(Extracts from a graphics dataset)
+ + + +

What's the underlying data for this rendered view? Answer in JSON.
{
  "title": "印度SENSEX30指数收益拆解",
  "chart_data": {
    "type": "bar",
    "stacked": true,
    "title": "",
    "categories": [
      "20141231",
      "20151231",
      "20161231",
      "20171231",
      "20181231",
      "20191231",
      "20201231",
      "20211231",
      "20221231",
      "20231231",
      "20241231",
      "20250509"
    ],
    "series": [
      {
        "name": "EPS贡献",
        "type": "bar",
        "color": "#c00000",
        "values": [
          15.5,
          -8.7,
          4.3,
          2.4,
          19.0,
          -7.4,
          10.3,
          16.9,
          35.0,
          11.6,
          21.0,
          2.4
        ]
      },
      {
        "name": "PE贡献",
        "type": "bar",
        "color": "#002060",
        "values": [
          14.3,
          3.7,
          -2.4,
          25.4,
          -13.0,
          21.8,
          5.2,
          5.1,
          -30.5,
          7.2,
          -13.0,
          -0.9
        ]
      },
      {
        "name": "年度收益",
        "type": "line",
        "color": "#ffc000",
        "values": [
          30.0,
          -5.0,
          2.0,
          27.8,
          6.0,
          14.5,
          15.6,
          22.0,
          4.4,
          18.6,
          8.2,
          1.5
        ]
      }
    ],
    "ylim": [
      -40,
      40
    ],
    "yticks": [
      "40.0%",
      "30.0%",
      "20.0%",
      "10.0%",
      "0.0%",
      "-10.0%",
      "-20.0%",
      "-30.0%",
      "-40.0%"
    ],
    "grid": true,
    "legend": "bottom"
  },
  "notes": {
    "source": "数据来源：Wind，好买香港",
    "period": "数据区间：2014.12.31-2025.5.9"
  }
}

+ + + +

• **Instructions for the task**
State the number of lines in the data that include the string "color", and add nothing else.

• **Result below**
3